» SHORT EXERCISE
In the listing that follows, how many lines contain "числе"? Give the number only.
SOURCE DATA start
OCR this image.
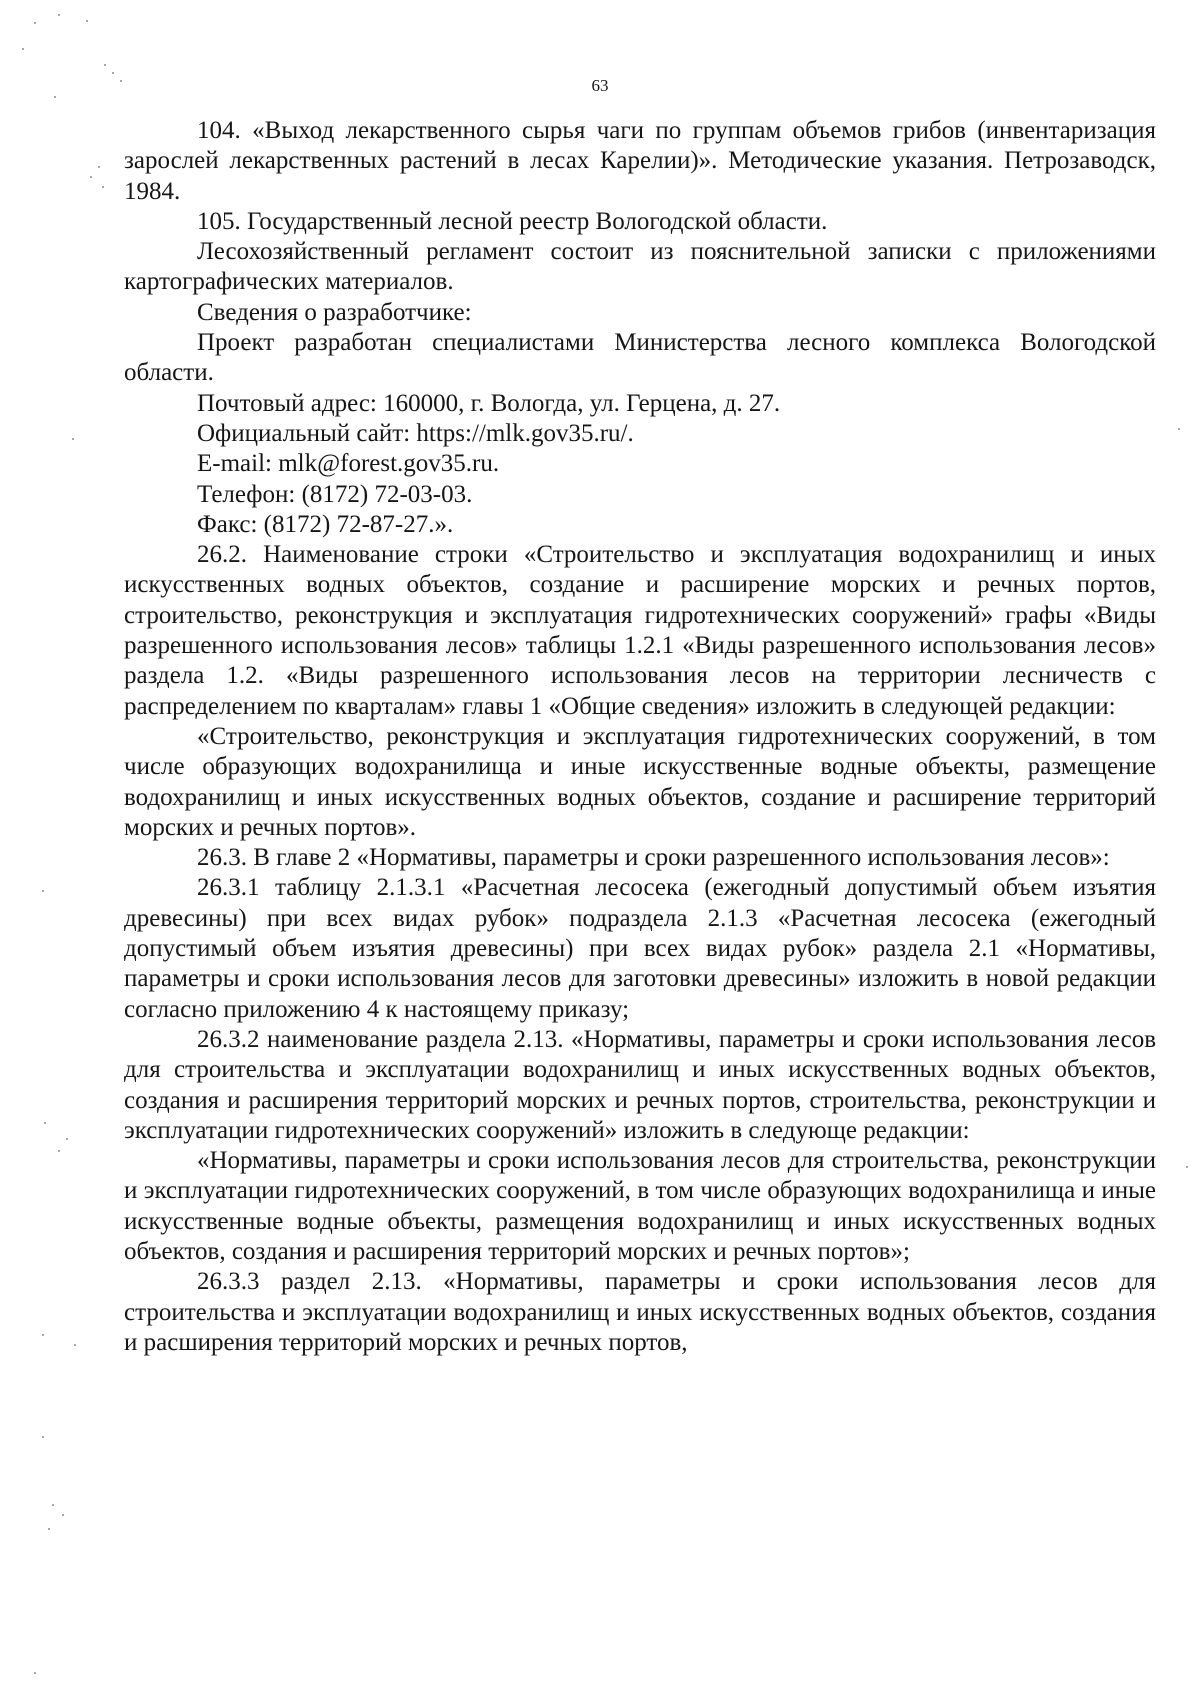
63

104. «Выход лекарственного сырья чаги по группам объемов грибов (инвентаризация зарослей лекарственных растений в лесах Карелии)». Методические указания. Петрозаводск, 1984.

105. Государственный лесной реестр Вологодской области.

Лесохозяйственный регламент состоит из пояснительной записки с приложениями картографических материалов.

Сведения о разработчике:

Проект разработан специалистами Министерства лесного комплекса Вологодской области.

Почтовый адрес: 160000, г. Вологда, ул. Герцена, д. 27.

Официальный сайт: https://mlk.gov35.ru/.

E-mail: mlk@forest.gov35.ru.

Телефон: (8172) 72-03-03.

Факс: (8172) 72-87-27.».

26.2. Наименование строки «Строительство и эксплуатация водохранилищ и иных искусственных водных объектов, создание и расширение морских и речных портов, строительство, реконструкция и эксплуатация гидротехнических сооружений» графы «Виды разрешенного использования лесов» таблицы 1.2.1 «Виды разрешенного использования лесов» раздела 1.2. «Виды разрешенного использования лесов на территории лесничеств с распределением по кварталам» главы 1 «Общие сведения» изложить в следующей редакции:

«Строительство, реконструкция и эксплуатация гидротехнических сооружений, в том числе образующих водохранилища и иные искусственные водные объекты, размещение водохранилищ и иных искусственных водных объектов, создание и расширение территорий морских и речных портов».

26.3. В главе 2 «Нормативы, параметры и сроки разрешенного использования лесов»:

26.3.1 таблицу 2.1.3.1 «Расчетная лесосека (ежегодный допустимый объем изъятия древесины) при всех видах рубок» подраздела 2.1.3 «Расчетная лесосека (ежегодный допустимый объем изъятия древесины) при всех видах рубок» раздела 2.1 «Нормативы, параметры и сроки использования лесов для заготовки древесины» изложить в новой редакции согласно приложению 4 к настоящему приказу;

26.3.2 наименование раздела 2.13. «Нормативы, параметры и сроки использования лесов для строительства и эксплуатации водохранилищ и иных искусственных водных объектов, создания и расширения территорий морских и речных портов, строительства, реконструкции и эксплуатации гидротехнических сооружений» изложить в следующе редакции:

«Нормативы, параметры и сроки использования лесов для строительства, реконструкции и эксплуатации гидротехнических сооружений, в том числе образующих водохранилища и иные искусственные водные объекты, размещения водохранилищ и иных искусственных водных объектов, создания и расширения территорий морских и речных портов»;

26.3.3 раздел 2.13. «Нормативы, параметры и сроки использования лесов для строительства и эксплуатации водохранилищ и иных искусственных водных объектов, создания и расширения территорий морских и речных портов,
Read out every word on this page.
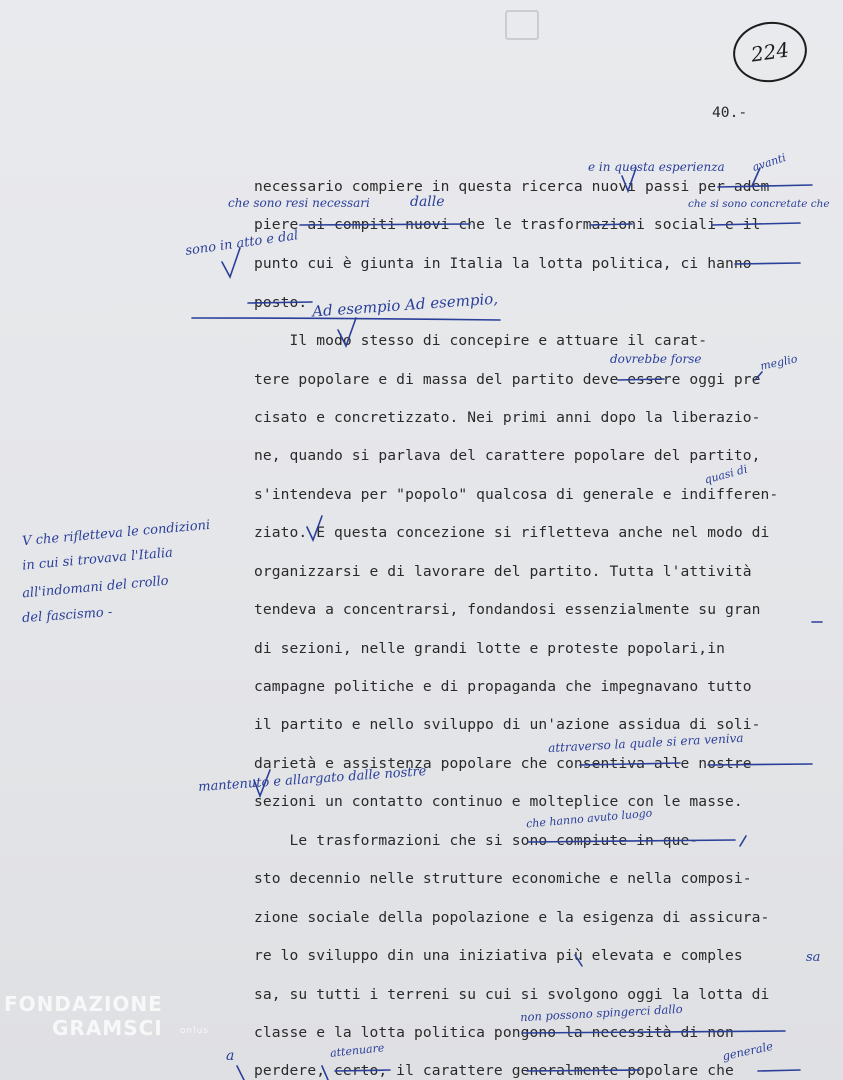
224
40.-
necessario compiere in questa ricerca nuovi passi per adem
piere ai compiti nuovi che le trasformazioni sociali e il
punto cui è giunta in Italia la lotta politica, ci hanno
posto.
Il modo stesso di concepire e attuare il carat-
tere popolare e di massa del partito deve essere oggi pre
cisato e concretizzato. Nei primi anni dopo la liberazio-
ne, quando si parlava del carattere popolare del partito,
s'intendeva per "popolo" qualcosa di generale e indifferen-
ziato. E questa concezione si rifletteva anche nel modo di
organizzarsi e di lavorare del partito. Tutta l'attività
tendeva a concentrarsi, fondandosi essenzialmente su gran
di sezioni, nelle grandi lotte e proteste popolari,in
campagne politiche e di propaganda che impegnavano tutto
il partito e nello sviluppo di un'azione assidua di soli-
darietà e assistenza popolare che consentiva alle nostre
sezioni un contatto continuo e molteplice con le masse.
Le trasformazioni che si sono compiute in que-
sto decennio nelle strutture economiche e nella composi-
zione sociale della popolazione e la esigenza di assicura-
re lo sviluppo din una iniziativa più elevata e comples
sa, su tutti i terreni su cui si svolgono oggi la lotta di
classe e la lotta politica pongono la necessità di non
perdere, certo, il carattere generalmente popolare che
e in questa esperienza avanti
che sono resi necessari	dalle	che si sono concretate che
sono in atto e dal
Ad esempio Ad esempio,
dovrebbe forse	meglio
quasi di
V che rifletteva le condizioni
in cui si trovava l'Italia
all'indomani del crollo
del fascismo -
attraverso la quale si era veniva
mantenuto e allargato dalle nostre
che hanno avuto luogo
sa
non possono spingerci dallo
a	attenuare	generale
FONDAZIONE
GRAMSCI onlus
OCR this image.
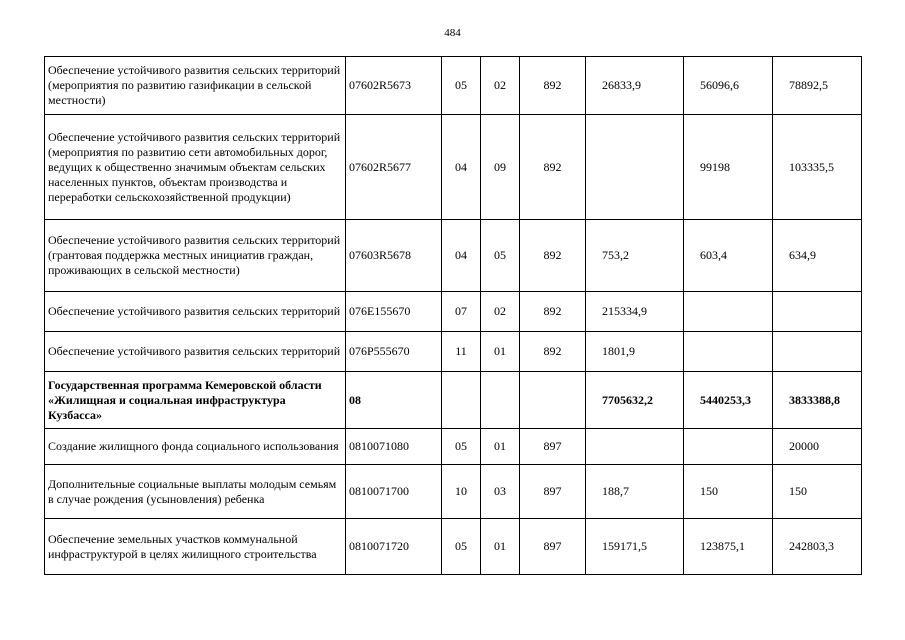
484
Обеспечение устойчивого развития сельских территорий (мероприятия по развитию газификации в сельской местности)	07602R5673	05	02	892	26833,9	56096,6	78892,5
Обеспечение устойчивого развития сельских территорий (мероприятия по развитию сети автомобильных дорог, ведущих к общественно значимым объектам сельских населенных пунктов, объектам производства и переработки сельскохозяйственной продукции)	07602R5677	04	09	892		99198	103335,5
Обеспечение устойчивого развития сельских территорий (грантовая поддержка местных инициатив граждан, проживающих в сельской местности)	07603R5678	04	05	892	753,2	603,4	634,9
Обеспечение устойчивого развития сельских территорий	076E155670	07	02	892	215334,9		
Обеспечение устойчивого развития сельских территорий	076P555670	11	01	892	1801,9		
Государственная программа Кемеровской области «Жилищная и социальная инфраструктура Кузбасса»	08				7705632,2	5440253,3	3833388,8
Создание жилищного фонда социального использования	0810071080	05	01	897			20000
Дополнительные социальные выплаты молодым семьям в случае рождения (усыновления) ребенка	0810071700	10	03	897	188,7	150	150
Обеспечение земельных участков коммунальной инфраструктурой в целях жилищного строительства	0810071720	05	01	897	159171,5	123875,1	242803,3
SOURCE DATA end
» EXERCISE RESULT
2